Rows from a figure dataset:
= = = = =

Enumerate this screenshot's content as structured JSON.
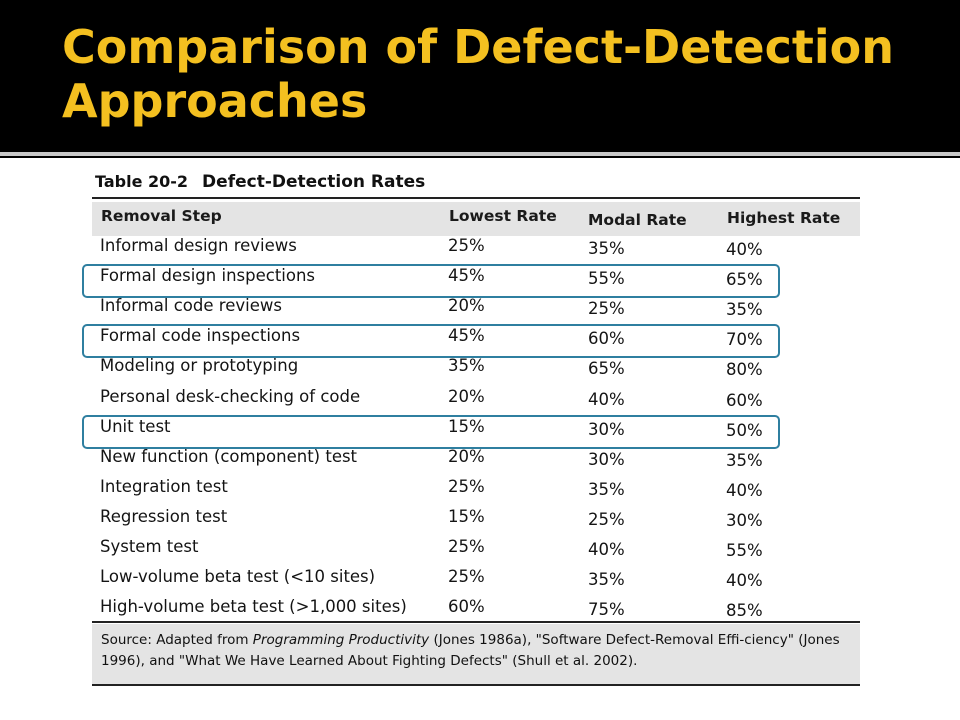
{
  "slide": {
    "title_line1": "Comparison of Defect-Detection",
    "title_line2": "Approaches"
  },
  "table": {
    "number": "Table 20-2",
    "title": "Defect-Detection Rates",
    "headers": {
      "step": "Removal Step",
      "low": "Lowest Rate",
      "modal": "Modal Rate",
      "high": "Highest Rate"
    },
    "rows": [
      {
        "step": "Informal design reviews",
        "low": "25%",
        "modal": "35%",
        "high": "40%",
        "highlighted": false
      },
      {
        "step": "Formal design inspections",
        "low": "45%",
        "modal": "55%",
        "high": "65%",
        "highlighted": true
      },
      {
        "step": "Informal code reviews",
        "low": "20%",
        "modal": "25%",
        "high": "35%",
        "highlighted": false
      },
      {
        "step": "Formal code inspections",
        "low": "45%",
        "modal": "60%",
        "high": "70%",
        "highlighted": true
      },
      {
        "step": "Modeling or prototyping",
        "low": "35%",
        "modal": "65%",
        "high": "80%",
        "highlighted": false
      },
      {
        "step": "Personal desk-checking of code",
        "low": "20%",
        "modal": "40%",
        "high": "60%",
        "highlighted": false
      },
      {
        "step": "Unit test",
        "low": "15%",
        "modal": "30%",
        "high": "50%",
        "highlighted": true
      },
      {
        "step": "New function (component) test",
        "low": "20%",
        "modal": "30%",
        "high": "35%",
        "highlighted": false
      },
      {
        "step": "Integration test",
        "low": "25%",
        "modal": "35%",
        "high": "40%",
        "highlighted": false
      },
      {
        "step": "Regression test",
        "low": "15%",
        "modal": "25%",
        "high": "30%",
        "highlighted": false
      },
      {
        "step": "System test",
        "low": "25%",
        "modal": "40%",
        "high": "55%",
        "highlighted": false
      },
      {
        "step": "Low-volume beta test (<10 sites)",
        "low": "25%",
        "modal": "35%",
        "high": "40%",
        "highlighted": false
      },
      {
        "step": "High-volume beta test (>1,000 sites)",
        "low": "60%",
        "modal": "75%",
        "high": "85%",
        "highlighted": false
      }
    ],
    "source": {
      "prefix": "Source: Adapted from ",
      "book": "Programming Productivity",
      "rest": " (Jones 1986a), \"Software Defect-Removal Effi-ciency\" (Jones 1996), and \"What We Have Learned About Fighting Defects\" (Shull et al. 2002)."
    }
  },
  "colors": {
    "title": "#f4c020",
    "highlight_border": "#2f7fa0",
    "header_band": "#e4e4e4"
  }
}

= = = = =

▸ **Work required**
Of the lines above, how many hold the string "Removal"? Answer with only the number.

▸ **The output**
2